##### Available data #####

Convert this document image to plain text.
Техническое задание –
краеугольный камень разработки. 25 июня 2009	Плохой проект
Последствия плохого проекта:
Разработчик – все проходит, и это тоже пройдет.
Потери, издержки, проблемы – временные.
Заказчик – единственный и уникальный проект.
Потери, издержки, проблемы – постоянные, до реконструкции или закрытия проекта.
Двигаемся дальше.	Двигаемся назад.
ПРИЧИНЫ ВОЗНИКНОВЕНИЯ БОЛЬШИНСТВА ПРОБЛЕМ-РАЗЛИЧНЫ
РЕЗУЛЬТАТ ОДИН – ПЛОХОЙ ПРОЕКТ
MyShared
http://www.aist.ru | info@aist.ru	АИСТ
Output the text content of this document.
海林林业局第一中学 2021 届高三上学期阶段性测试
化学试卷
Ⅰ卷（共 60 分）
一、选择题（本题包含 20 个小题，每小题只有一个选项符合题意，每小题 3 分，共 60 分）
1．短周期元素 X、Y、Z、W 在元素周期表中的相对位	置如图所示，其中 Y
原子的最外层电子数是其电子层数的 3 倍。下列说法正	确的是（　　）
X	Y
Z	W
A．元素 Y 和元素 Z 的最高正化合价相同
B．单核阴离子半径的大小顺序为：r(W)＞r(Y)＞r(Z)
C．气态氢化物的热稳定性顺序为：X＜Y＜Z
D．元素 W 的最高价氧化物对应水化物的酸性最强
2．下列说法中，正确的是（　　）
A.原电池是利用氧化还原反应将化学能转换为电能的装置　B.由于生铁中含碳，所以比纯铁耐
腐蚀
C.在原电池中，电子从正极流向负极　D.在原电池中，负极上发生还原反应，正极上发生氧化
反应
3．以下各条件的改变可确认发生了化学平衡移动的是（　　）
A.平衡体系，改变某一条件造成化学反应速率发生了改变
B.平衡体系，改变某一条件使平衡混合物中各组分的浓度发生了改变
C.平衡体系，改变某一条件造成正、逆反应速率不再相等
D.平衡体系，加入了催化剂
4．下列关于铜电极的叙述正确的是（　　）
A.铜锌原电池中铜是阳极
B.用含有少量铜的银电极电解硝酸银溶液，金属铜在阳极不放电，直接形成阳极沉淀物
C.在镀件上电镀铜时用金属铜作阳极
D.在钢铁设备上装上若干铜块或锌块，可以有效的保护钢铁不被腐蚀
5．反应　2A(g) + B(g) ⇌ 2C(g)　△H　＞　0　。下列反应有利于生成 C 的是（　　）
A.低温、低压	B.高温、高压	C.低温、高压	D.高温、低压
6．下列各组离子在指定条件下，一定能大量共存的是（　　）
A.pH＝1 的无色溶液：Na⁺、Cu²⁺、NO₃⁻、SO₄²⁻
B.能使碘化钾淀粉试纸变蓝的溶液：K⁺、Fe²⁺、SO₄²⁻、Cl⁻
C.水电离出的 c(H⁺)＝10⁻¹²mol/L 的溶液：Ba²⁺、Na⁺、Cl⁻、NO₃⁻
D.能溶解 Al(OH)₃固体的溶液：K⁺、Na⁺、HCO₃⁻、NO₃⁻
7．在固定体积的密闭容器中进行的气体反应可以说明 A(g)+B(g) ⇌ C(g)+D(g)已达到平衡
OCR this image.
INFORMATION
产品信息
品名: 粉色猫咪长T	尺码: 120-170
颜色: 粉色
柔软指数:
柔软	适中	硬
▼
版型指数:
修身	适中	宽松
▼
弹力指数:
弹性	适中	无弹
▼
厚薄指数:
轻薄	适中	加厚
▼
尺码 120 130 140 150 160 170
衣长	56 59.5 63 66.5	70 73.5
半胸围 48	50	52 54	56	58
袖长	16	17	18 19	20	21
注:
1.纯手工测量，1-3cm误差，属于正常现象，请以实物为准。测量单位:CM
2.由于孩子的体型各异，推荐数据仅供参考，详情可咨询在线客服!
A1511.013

#####

Problem statement -
Restate all of the entries above precisely.

Final result -
Convert this document image to plain text.
Техническое задание –
краеугольный камень разработки. 25 июня 2009	Плохой проект
Последствия плохого проекта:
Разработчик – все проходит, и это тоже пройдет.
Потери, издержки, проблемы – временные.
Заказчик – единственный и уникальный проект.
Потери, издержки, проблемы – постоянные, до реконструкции или закрытия проекта.
Двигаемся дальше.	Двигаемся назад.
ПРИЧИНЫ ВОЗНИКНОВЕНИЯ БОЛЬШИНСТВА ПРОБЛЕМ-РАЗЛИЧНЫ
РЕЗУЛЬТАТ ОДИН – ПЛОХОЙ ПРОЕКТ
MyShared
http://www.aist.ru | info@aist.ru	АИСТ
Output the text content of this document.
海林林业局第一中学 2021 届高三上学期阶段性测试
化学试卷
Ⅰ卷（共 60 分）
一、选择题（本题包含 20 个小题，每小题只有一个选项符合题意，每小题 3 分，共 60 分）
1．短周期元素 X、Y、Z、W 在元素周期表中的相对位	置如图所示，其中 Y
原子的最外层电子数是其电子层数的 3 倍。下列说法正	确的是（　　）
X	Y
Z	W
A．元素 Y 和元素 Z 的最高正化合价相同
B．单核阴离子半径的大小顺序为：r(W)＞r(Y)＞r(Z)
C．气态氢化物的热稳定性顺序为：X＜Y＜Z
D．元素 W 的最高价氧化物对应水化物的酸性最强
2．下列说法中，正确的是（　　）
A.原电池是利用氧化还原反应将化学能转换为电能的装置　B.由于生铁中含碳，所以比纯铁耐
腐蚀
C.在原电池中，电子从正极流向负极　D.在原电池中，负极上发生还原反应，正极上发生氧化
反应
3．以下各条件的改变可确认发生了化学平衡移动的是（　　）
A.平衡体系，改变某一条件造成化学反应速率发生了改变
B.平衡体系，改变某一条件使平衡混合物中各组分的浓度发生了改变
C.平衡体系，改变某一条件造成正、逆反应速率不再相等
D.平衡体系，加入了催化剂
4．下列关于铜电极的叙述正确的是（　　）
A.铜锌原电池中铜是阳极
B.用含有少量铜的银电极电解硝酸银溶液，金属铜在阳极不放电，直接形成阳极沉淀物
C.在镀件上电镀铜时用金属铜作阳极
D.在钢铁设备上装上若干铜块或锌块，可以有效的保护钢铁不被腐蚀
5．反应　2A(g) + B(g) ⇌ 2C(g)　△H　＞　0　。下列反应有利于生成 C 的是（　　）
A.低温、低压	B.高温、高压	C.低温、高压	D.高温、低压
6．下列各组离子在指定条件下，一定能大量共存的是（　　）
A.pH＝1 的无色溶液：Na⁺、Cu²⁺、NO₃⁻、SO₄²⁻
B.能使碘化钾淀粉试纸变蓝的溶液：K⁺、Fe²⁺、SO₄²⁻、Cl⁻
C.水电离出的 c(H⁺)＝10⁻¹²mol/L 的溶液：Ba²⁺、Na⁺、Cl⁻、NO₃⁻
D.能溶解 Al(OH)₃固体的溶液：K⁺、Na⁺、HCO₃⁻、NO₃⁻
7．在固定体积的密闭容器中进行的气体反应可以说明 A(g)+B(g) ⇌ C(g)+D(g)已达到平衡
OCR this image.
INFORMATION
产品信息
品名: 粉色猫咪长T	尺码: 120-170
颜色: 粉色
柔软指数:
柔软	适中	硬
▼
版型指数:
修身	适中	宽松
▼
弹力指数:
弹性	适中	无弹
▼
厚薄指数:
轻薄	适中	加厚
▼
尺码 120 130 140 150 160 170
衣长	56 59.5 63 66.5	70 73.5
半胸围 48	50	52 54	56	58
袖长	16	17	18 19	20	21
注:
1.纯手工测量，1-3cm误差，属于正常现象，请以实物为准。测量单位:CM
2.由于孩子的体型各异，推荐数据仅供参考，详情可咨询在线客服!
A1511.013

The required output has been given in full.